◆ Task requirements ◆
Every record below should be written out exactly; pictures stay out.

◆ Record excerpts ◆

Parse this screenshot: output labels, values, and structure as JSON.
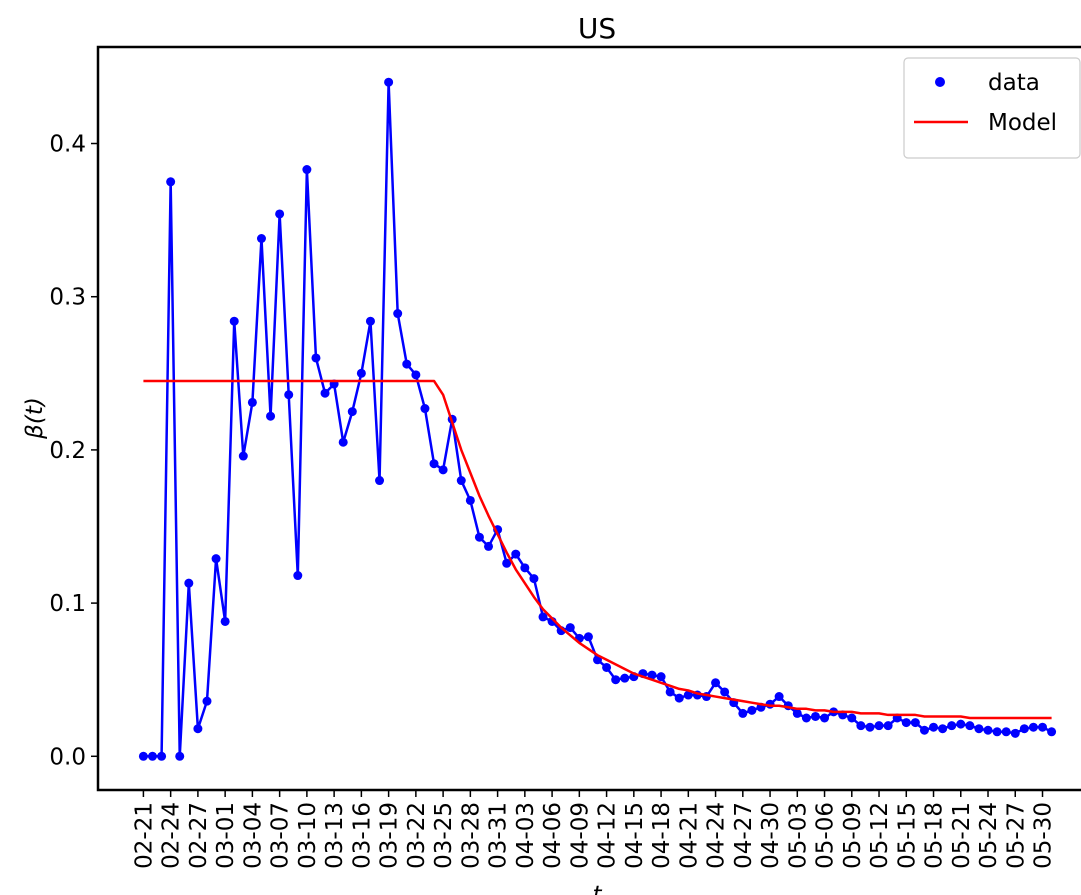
{
  "chart_data": {
    "type": "line",
    "title": "US",
    "xlabel": "t",
    "ylabel": "β(t)",
    "categories": [
      "02-21",
      null,
      null,
      "02-24",
      null,
      null,
      "02-27",
      null,
      null,
      "03-01",
      null,
      null,
      "03-04",
      null,
      null,
      "03-07",
      null,
      null,
      "03-10",
      null,
      null,
      "03-13",
      null,
      null,
      "03-16",
      null,
      null,
      "03-19",
      null,
      null,
      "03-22",
      null,
      null,
      "03-25",
      null,
      null,
      "03-28",
      null,
      null,
      "03-31",
      null,
      null,
      "04-03",
      null,
      null,
      "04-06",
      null,
      null,
      "04-09",
      null,
      null,
      "04-12",
      null,
      null,
      "04-15",
      null,
      null,
      "04-18",
      null,
      null,
      "04-21",
      null,
      null,
      "04-24",
      null,
      null,
      "04-27",
      null,
      null,
      "04-30",
      null,
      null,
      "05-03",
      null,
      null,
      "05-06",
      null,
      null,
      "05-09",
      null,
      null,
      "05-12",
      null,
      null,
      "05-15",
      null,
      null,
      "05-18",
      null,
      null,
      "05-21",
      null,
      null,
      "05-24",
      null,
      null,
      "05-27",
      null,
      null,
      "05-30",
      null
    ],
    "series": [
      {
        "name": "data",
        "color": "#0000ff",
        "marker": true,
        "values": [
          0,
          0,
          0,
          0.375,
          0,
          0.113,
          0.018,
          0.036,
          0.129,
          0.088,
          0.284,
          0.196,
          0.231,
          0.338,
          0.222,
          0.354,
          0.236,
          0.118,
          0.383,
          0.26,
          0.237,
          0.243,
          0.205,
          0.225,
          0.25,
          0.284,
          0.18,
          0.44,
          0.289,
          0.256,
          0.249,
          0.227,
          0.191,
          0.187,
          0.22,
          0.18,
          0.167,
          0.143,
          0.137,
          0.148,
          0.126,
          0.132,
          0.123,
          0.116,
          0.091,
          0.088,
          0.082,
          0.084,
          0.077,
          0.078,
          0.063,
          0.058,
          0.05,
          0.051,
          0.052,
          0.054,
          0.053,
          0.052,
          0.042,
          0.038,
          0.04,
          0.04,
          0.039,
          0.048,
          0.042,
          0.035,
          0.028,
          0.03,
          0.032,
          0.034,
          0.039,
          0.033,
          0.028,
          0.025,
          0.026,
          0.025,
          0.029,
          0.027,
          0.025,
          0.02,
          0.019,
          0.02,
          0.02,
          0.025,
          0.022,
          0.022,
          0.017,
          0.019,
          0.018,
          0.02,
          0.021,
          0.02,
          0.018,
          0.017,
          0.016,
          0.016,
          0.015,
          0.018,
          0.019,
          0.019,
          0.016
        ]
      },
      {
        "name": "Model",
        "color": "#ff0000",
        "marker": false,
        "values": [
          0.245,
          0.245,
          0.245,
          0.245,
          0.245,
          0.245,
          0.245,
          0.245,
          0.245,
          0.245,
          0.245,
          0.245,
          0.245,
          0.245,
          0.245,
          0.245,
          0.245,
          0.245,
          0.245,
          0.245,
          0.245,
          0.245,
          0.245,
          0.245,
          0.245,
          0.245,
          0.245,
          0.245,
          0.245,
          0.245,
          0.245,
          0.245,
          0.245,
          0.236,
          0.218,
          0.2,
          0.185,
          0.17,
          0.157,
          0.145,
          0.133,
          0.122,
          0.113,
          0.104,
          0.096,
          0.09,
          0.084,
          0.079,
          0.074,
          0.07,
          0.066,
          0.063,
          0.06,
          0.057,
          0.054,
          0.052,
          0.05,
          0.048,
          0.046,
          0.044,
          0.043,
          0.041,
          0.04,
          0.039,
          0.038,
          0.037,
          0.036,
          0.035,
          0.034,
          0.033,
          0.033,
          0.032,
          0.031,
          0.031,
          0.03,
          0.03,
          0.029,
          0.029,
          0.029,
          0.028,
          0.028,
          0.028,
          0.027,
          0.027,
          0.027,
          0.027,
          0.026,
          0.026,
          0.026,
          0.026,
          0.026,
          0.025,
          0.025,
          0.025,
          0.025,
          0.025,
          0.025,
          0.025,
          0.025,
          0.025,
          0.025
        ]
      }
    ],
    "ylim": [
      -0.022,
      0.463
    ],
    "yticks": [
      {
        "value": 0,
        "label": "0.0"
      },
      0.1,
      0.2,
      0.3,
      0.4
    ],
    "legend": "upper right"
  }
}
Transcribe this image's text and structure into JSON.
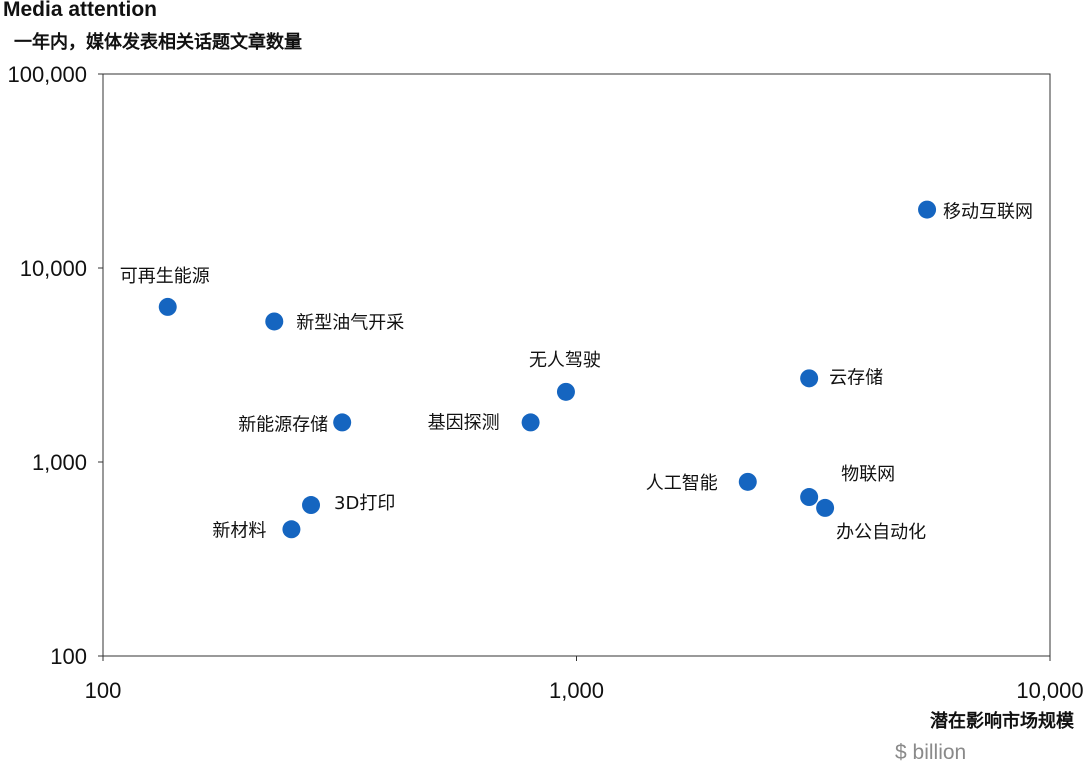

◆ Task answer ◆
Parse this screenshot: output labels, values, and structure as JSON.
{
  "chart_data": {
    "type": "line",
    "title": "US",
    "xlabel": "t",
    "ylabel": "β(t)",
    "categories": [
      "02-21",
      null,
      null,
      "02-24",
      null,
      null,
      "02-27",
      null,
      null,
      "03-01",
      null,
      null,
      "03-04",
      null,
      null,
      "03-07",
      null,
      null,
      "03-10",
      null,
      null,
      "03-13",
      null,
      null,
      "03-16",
      null,
      null,
      "03-19",
      null,
      null,
      "03-22",
      null,
      null,
      "03-25",
      null,
      null,
      "03-28",
      null,
      null,
      "03-31",
      null,
      null,
      "04-03",
      null,
      null,
      "04-06",
      null,
      null,
      "04-09",
      null,
      null,
      "04-12",
      null,
      null,
      "04-15",
      null,
      null,
      "04-18",
      null,
      null,
      "04-21",
      null,
      null,
      "04-24",
      null,
      null,
      "04-27",
      null,
      null,
      "04-30",
      null,
      null,
      "05-03",
      null,
      null,
      "05-06",
      null,
      null,
      "05-09",
      null,
      null,
      "05-12",
      null,
      null,
      "05-15",
      null,
      null,
      "05-18",
      null,
      null,
      "05-21",
      null,
      null,
      "05-24",
      null,
      null,
      "05-27",
      null,
      null,
      "05-30",
      null
    ],
    "series": [
      {
        "name": "data",
        "color": "#0000ff",
        "marker": true,
        "values": [
          0,
          0,
          0,
          0.375,
          0,
          0.113,
          0.018,
          0.036,
          0.129,
          0.088,
          0.284,
          0.196,
          0.231,
          0.338,
          0.222,
          0.354,
          0.236,
          0.118,
          0.383,
          0.26,
          0.237,
          0.243,
          0.205,
          0.225,
          0.25,
          0.284,
          0.18,
          0.44,
          0.289,
          0.256,
          0.249,
          0.227,
          0.191,
          0.187,
          0.22,
          0.18,
          0.167,
          0.143,
          0.137,
          0.148,
          0.126,
          0.132,
          0.123,
          0.116,
          0.091,
          0.088,
          0.082,
          0.084,
          0.077,
          0.078,
          0.063,
          0.058,
          0.05,
          0.051,
          0.052,
          0.054,
          0.053,
          0.052,
          0.042,
          0.038,
          0.04,
          0.04,
          0.039,
          0.048,
          0.042,
          0.035,
          0.028,
          0.03,
          0.032,
          0.034,
          0.039,
          0.033,
          0.028,
          0.025,
          0.026,
          0.025,
          0.029,
          0.027,
          0.025,
          0.02,
          0.019,
          0.02,
          0.02,
          0.025,
          0.022,
          0.022,
          0.017,
          0.019,
          0.018,
          0.02,
          0.021,
          0.02,
          0.018,
          0.017,
          0.016,
          0.016,
          0.015,
          0.018,
          0.019,
          0.019,
          0.016
        ]
      },
      {
        "name": "Model",
        "color": "#ff0000",
        "marker": false,
        "values": [
          0.245,
          0.245,
          0.245,
          0.245,
          0.245,
          0.245,
          0.245,
          0.245,
          0.245,
          0.245,
          0.245,
          0.245,
          0.245,
          0.245,
          0.245,
          0.245,
          0.245,
          0.245,
          0.245,
          0.245,
          0.245,
          0.245,
          0.245,
          0.245,
          0.245,
          0.245,
          0.245,
          0.245,
          0.245,
          0.245,
          0.245,
          0.245,
          0.245,
          0.236,
          0.218,
          0.2,
          0.185,
          0.17,
          0.157,
          0.145,
          0.133,
          0.122,
          0.113,
          0.104,
          0.096,
          0.09,
          0.084,
          0.079,
          0.074,
          0.07,
          0.066,
          0.063,
          0.06,
          0.057,
          0.054,
          0.052,
          0.05,
          0.048,
          0.046,
          0.044,
          0.043,
          0.041,
          0.04,
          0.039,
          0.038,
          0.037,
          0.036,
          0.035,
          0.034,
          0.033,
          0.033,
          0.032,
          0.031,
          0.031,
          0.03,
          0.03,
          0.029,
          0.029,
          0.029,
          0.028,
          0.028,
          0.028,
          0.027,
          0.027,
          0.027,
          0.027,
          0.026,
          0.026,
          0.026,
          0.026,
          0.026,
          0.025,
          0.025,
          0.025,
          0.025,
          0.025,
          0.025,
          0.025,
          0.025,
          0.025,
          0.025
        ]
      }
    ],
    "ylim": [
      -0.022,
      0.463
    ],
    "yticks": [
      {
        "value": 0,
        "label": "0.0"
      },
      0.1,
      0.2,
      0.3,
      0.4
    ],
    "legend": "upper right"
  }
}
Transcribe this image's text and structure into JSON.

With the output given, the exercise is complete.